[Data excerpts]
— start —
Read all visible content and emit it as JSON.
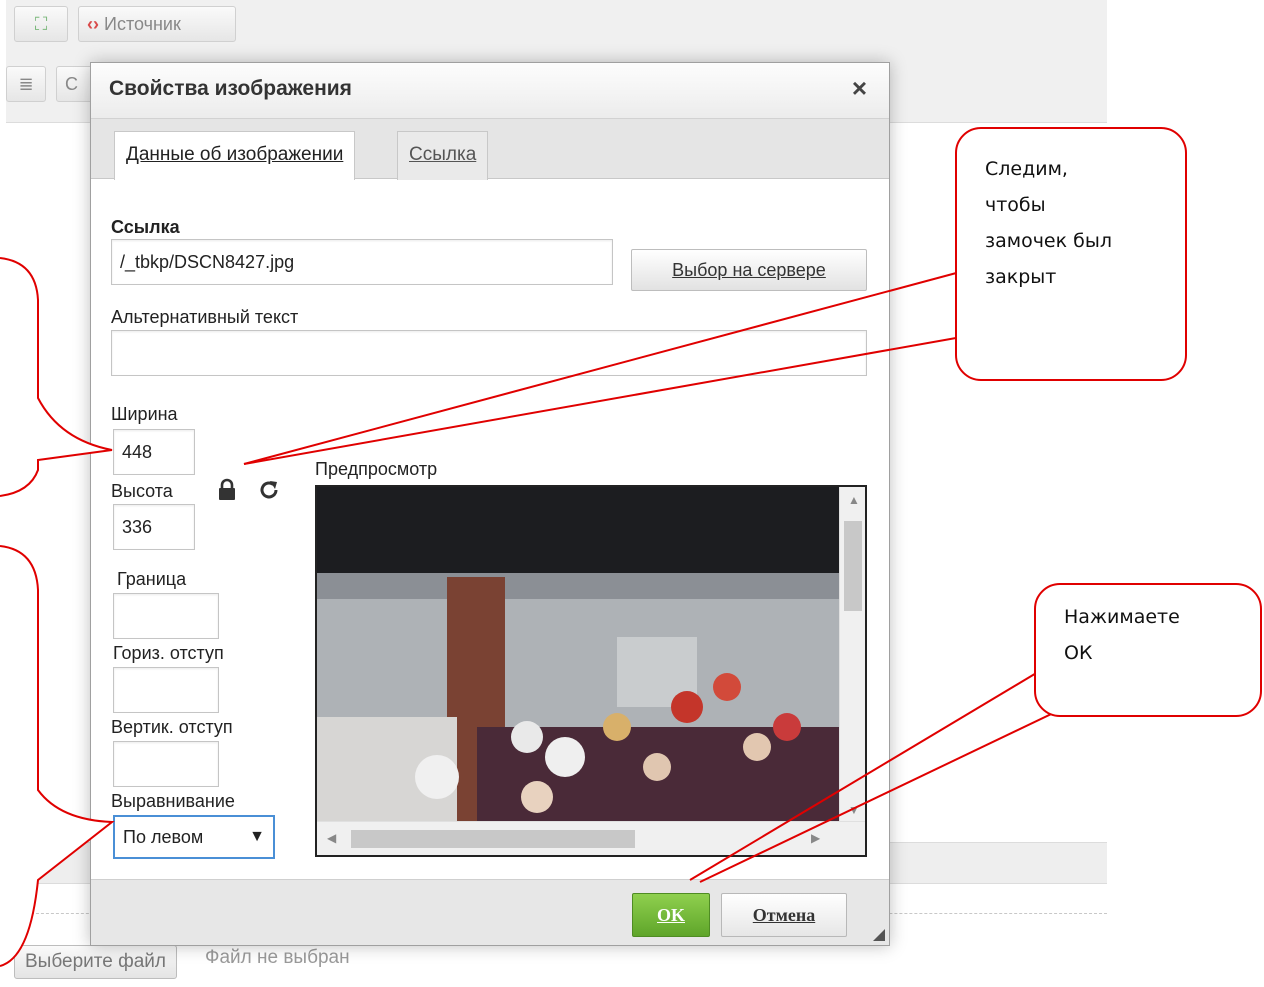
{
  "toolbar": {
    "maximize_label": "⛶",
    "source_label": "Источник",
    "align_label": "≣",
    "row2_partial": "С"
  },
  "dialog": {
    "title": "Свойства изображения",
    "close_glyph": "×",
    "tabs": [
      {
        "label": "Данные об изображении",
        "active": true
      },
      {
        "label": "Ссылка",
        "active": false
      }
    ],
    "url_label": "Ссылка",
    "url_value": "/_tbkp/DSCN8427.jpg",
    "browse_button": "Выбор на сервере",
    "alt_label": "Альтернативный текст",
    "alt_value": "",
    "width_label": "Ширина",
    "width_value": "448",
    "height_label": "Высота",
    "height_value": "336",
    "border_label": "Граница",
    "border_value": "",
    "hspace_label": "Гориз. отступ",
    "hspace_value": "",
    "vspace_label": "Вертик. отступ",
    "vspace_value": "",
    "align_label": "Выравнивание",
    "align_value": "По левом",
    "align_arrow": "▼",
    "preview_label": "Предпросмотр",
    "ok_button": "OK",
    "cancel_button": "Отмена"
  },
  "file_input": {
    "button_label": "Выберите файл",
    "status": "Файл не выбран"
  },
  "callouts": {
    "lock_note": [
      "Следим,",
      "чтобы",
      "замочек был",
      "закрыт"
    ],
    "ok_note": [
      "Нажимаете",
      "ОК"
    ]
  },
  "colors": {
    "annotation": "#e00000",
    "ok_green": "#6ab630",
    "select_focus": "#4a8fd6"
  }
}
— end —
Omit pictures; set down the rest of the material word for word.

Final result =
Read all visible content and emit it as JSON.
{
  "toolbar": {
    "maximize_label": "⛶",
    "source_label": "Источник",
    "align_label": "≣",
    "row2_partial": "С"
  },
  "dialog": {
    "title": "Свойства изображения",
    "close_glyph": "×",
    "tabs": [
      {
        "label": "Данные об изображении",
        "active": true
      },
      {
        "label": "Ссылка",
        "active": false
      }
    ],
    "url_label": "Ссылка",
    "url_value": "/_tbkp/DSCN8427.jpg",
    "browse_button": "Выбор на сервере",
    "alt_label": "Альтернативный текст",
    "alt_value": "",
    "width_label": "Ширина",
    "width_value": "448",
    "height_label": "Высота",
    "height_value": "336",
    "border_label": "Граница",
    "border_value": "",
    "hspace_label": "Гориз. отступ",
    "hspace_value": "",
    "vspace_label": "Вертик. отступ",
    "vspace_value": "",
    "align_label": "Выравнивание",
    "align_value": "По левом",
    "align_arrow": "▼",
    "preview_label": "Предпросмотр",
    "ok_button": "OK",
    "cancel_button": "Отмена"
  },
  "file_input": {
    "button_label": "Выберите файл",
    "status": "Файл не выбран"
  },
  "callouts": {
    "lock_note": [
      "Следим,",
      "чтобы",
      "замочек был",
      "закрыт"
    ],
    "ok_note": [
      "Нажимаете",
      "ОК"
    ]
  },
  "colors": {
    "annotation": "#e00000",
    "ok_green": "#6ab630",
    "select_focus": "#4a8fd6"
  }
}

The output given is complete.